*THE REQUEST*. Output each entry verbatim and exclude every picture from it.
-- BEGIN EXERCISE MATERIALS --
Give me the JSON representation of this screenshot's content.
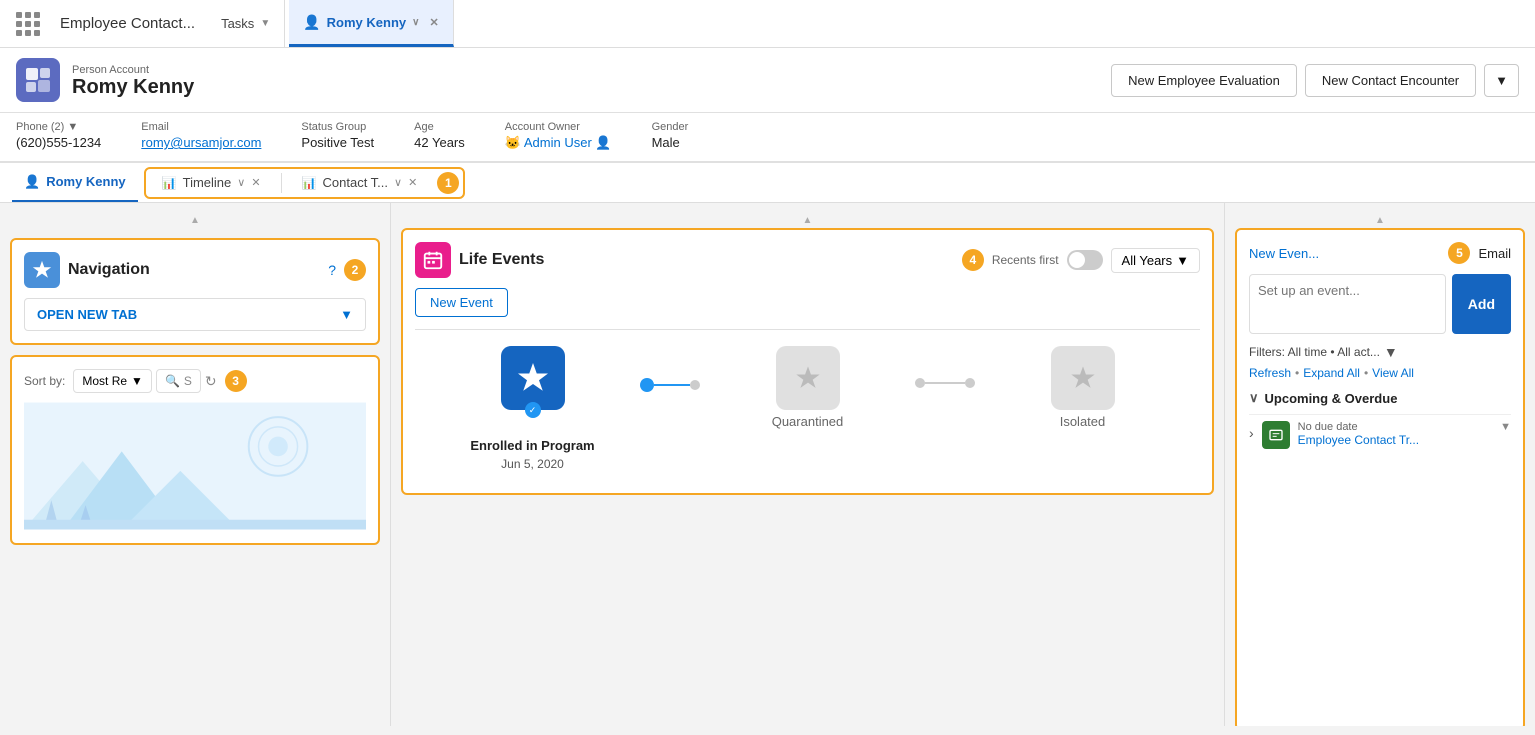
{
  "app": {
    "grid_icon": "⠿",
    "title": "Employee Contact...",
    "tabs": [
      {
        "id": "tasks",
        "label": "Tasks",
        "icon": "",
        "active": false
      },
      {
        "id": "romy-kenny",
        "label": "Romy Kenny",
        "icon": "👤",
        "active": true
      }
    ]
  },
  "header": {
    "record_type": "Person Account",
    "name": "Romy Kenny",
    "buttons": {
      "new_employee_eval": "New Employee Evaluation",
      "new_contact_encounter": "New Contact Encounter",
      "dropdown": "▼"
    }
  },
  "info_bar": {
    "phone_label": "Phone (2) ▼",
    "phone_value": "(620)555-1234",
    "email_label": "Email",
    "email_value": "romy@ursamjor.com",
    "status_group_label": "Status Group",
    "status_group_value": "Positive Test",
    "age_label": "Age",
    "age_value": "42 Years",
    "account_owner_label": "Account Owner",
    "account_owner_value": "Admin User",
    "gender_label": "Gender",
    "gender_value": "Male"
  },
  "sub_nav": {
    "tabs": [
      {
        "id": "romy-kenny",
        "label": "Romy Kenny",
        "icon": "👤",
        "active": true
      },
      {
        "id": "timeline",
        "label": "Timeline",
        "icon": "📊",
        "active": false
      },
      {
        "id": "contact-t",
        "label": "Contact T...",
        "icon": "📊",
        "active": false
      }
    ],
    "badge_1": "1"
  },
  "navigation_panel": {
    "title": "Navigation",
    "badge": "2",
    "question_mark": "?",
    "open_new_tab": "OPEN NEW TAB"
  },
  "sort_panel": {
    "sort_label": "Sort by:",
    "sort_value": "Most Re",
    "search_placeholder": "S",
    "badge": "3"
  },
  "life_events": {
    "title": "Life Events",
    "badge": "4",
    "recents_label": "Recents first",
    "all_years": "All Years",
    "new_event_btn": "New Event",
    "events": [
      {
        "id": "enrolled",
        "label": "Enrolled in Program",
        "date": "Jun 5, 2020",
        "active": true,
        "checked": true
      },
      {
        "id": "quarantined",
        "label": "Quarantined",
        "date": "",
        "active": false,
        "checked": false
      },
      {
        "id": "isolated",
        "label": "Isolated",
        "date": "",
        "active": false,
        "checked": false
      }
    ]
  },
  "right_panel": {
    "badge": "5",
    "new_event_link": "New Even...",
    "email_label": "Email",
    "event_placeholder": "Set up an event...",
    "add_btn": "Add",
    "filters_text": "Filters: All time • All act...",
    "filter_icon": "▼",
    "refresh_link": "Refresh",
    "expand_link": "Expand All",
    "view_link": "View All",
    "upcoming_label": "Upcoming & Overdue",
    "task_due": "No due date",
    "task_title": "Employee Contact Tr...",
    "task_dropdown": "▼"
  }
}
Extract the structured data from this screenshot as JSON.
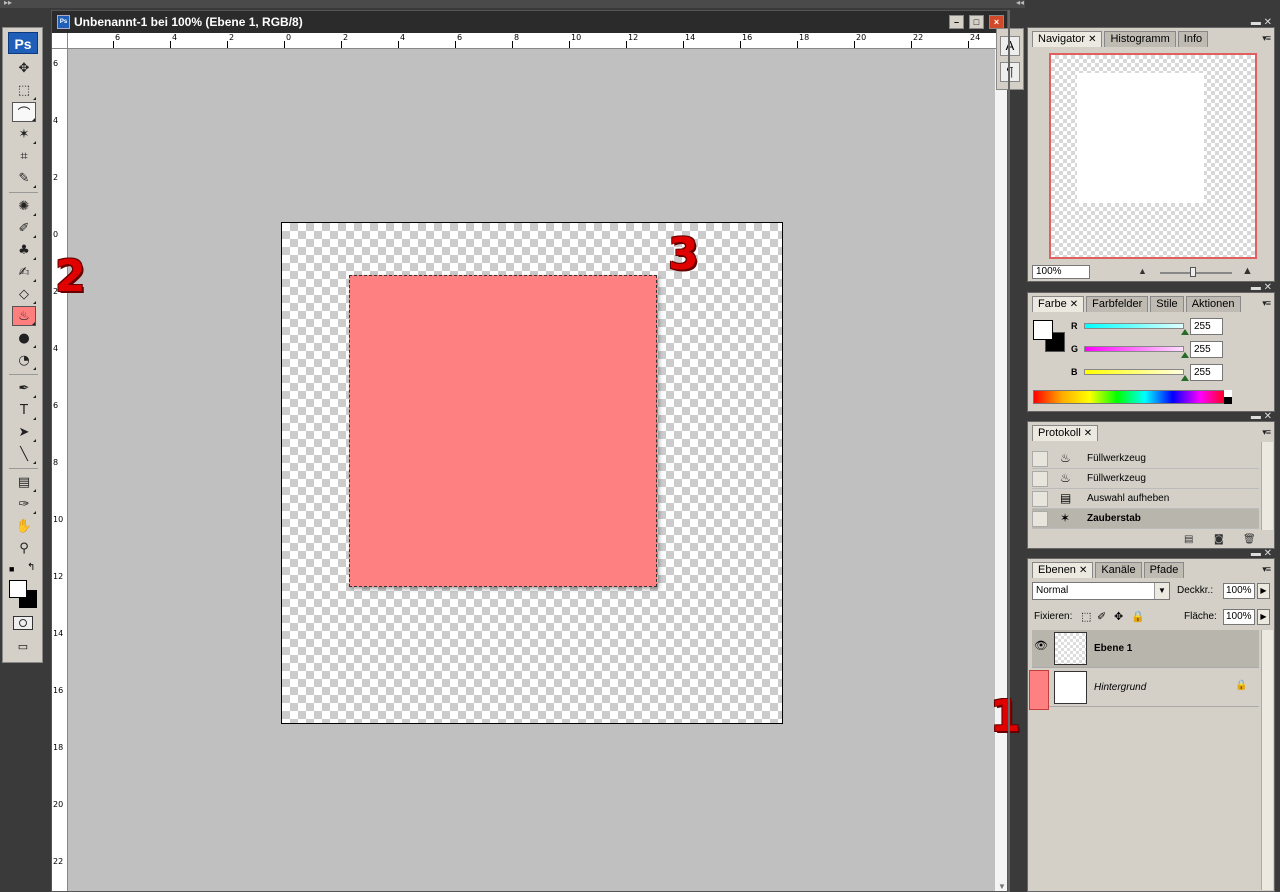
-- END EXERCISE MATERIALS --
*RESULT*.
Give me the JSON representation of this screenshot's content.
{
  "app": {
    "grid_icon": "⠿",
    "title": "Employee Contact...",
    "tabs": [
      {
        "id": "tasks",
        "label": "Tasks",
        "icon": "",
        "active": false
      },
      {
        "id": "romy-kenny",
        "label": "Romy Kenny",
        "icon": "👤",
        "active": true
      }
    ]
  },
  "header": {
    "record_type": "Person Account",
    "name": "Romy Kenny",
    "buttons": {
      "new_employee_eval": "New Employee Evaluation",
      "new_contact_encounter": "New Contact Encounter",
      "dropdown": "▼"
    }
  },
  "info_bar": {
    "phone_label": "Phone (2) ▼",
    "phone_value": "(620)555-1234",
    "email_label": "Email",
    "email_value": "romy@ursamjor.com",
    "status_group_label": "Status Group",
    "status_group_value": "Positive Test",
    "age_label": "Age",
    "age_value": "42 Years",
    "account_owner_label": "Account Owner",
    "account_owner_value": "Admin User",
    "gender_label": "Gender",
    "gender_value": "Male"
  },
  "sub_nav": {
    "tabs": [
      {
        "id": "romy-kenny",
        "label": "Romy Kenny",
        "icon": "👤",
        "active": true
      },
      {
        "id": "timeline",
        "label": "Timeline",
        "icon": "📊",
        "active": false
      },
      {
        "id": "contact-t",
        "label": "Contact T...",
        "icon": "📊",
        "active": false
      }
    ],
    "badge_1": "1"
  },
  "navigation_panel": {
    "title": "Navigation",
    "badge": "2",
    "question_mark": "?",
    "open_new_tab": "OPEN NEW TAB"
  },
  "sort_panel": {
    "sort_label": "Sort by:",
    "sort_value": "Most Re",
    "search_placeholder": "S",
    "badge": "3"
  },
  "life_events": {
    "title": "Life Events",
    "badge": "4",
    "recents_label": "Recents first",
    "all_years": "All Years",
    "new_event_btn": "New Event",
    "events": [
      {
        "id": "enrolled",
        "label": "Enrolled in Program",
        "date": "Jun 5, 2020",
        "active": true,
        "checked": true
      },
      {
        "id": "quarantined",
        "label": "Quarantined",
        "date": "",
        "active": false,
        "checked": false
      },
      {
        "id": "isolated",
        "label": "Isolated",
        "date": "",
        "active": false,
        "checked": false
      }
    ]
  },
  "right_panel": {
    "badge": "5",
    "new_event_link": "New Even...",
    "email_label": "Email",
    "event_placeholder": "Set up an event...",
    "add_btn": "Add",
    "filters_text": "Filters: All time • All act...",
    "filter_icon": "▼",
    "refresh_link": "Refresh",
    "expand_link": "Expand All",
    "view_link": "View All",
    "upcoming_label": "Upcoming & Overdue",
    "task_due": "No due date",
    "task_title": "Employee Contact Tr...",
    "task_dropdown": "▼"
  }
}
Extract the structured data from this screenshot as JSON.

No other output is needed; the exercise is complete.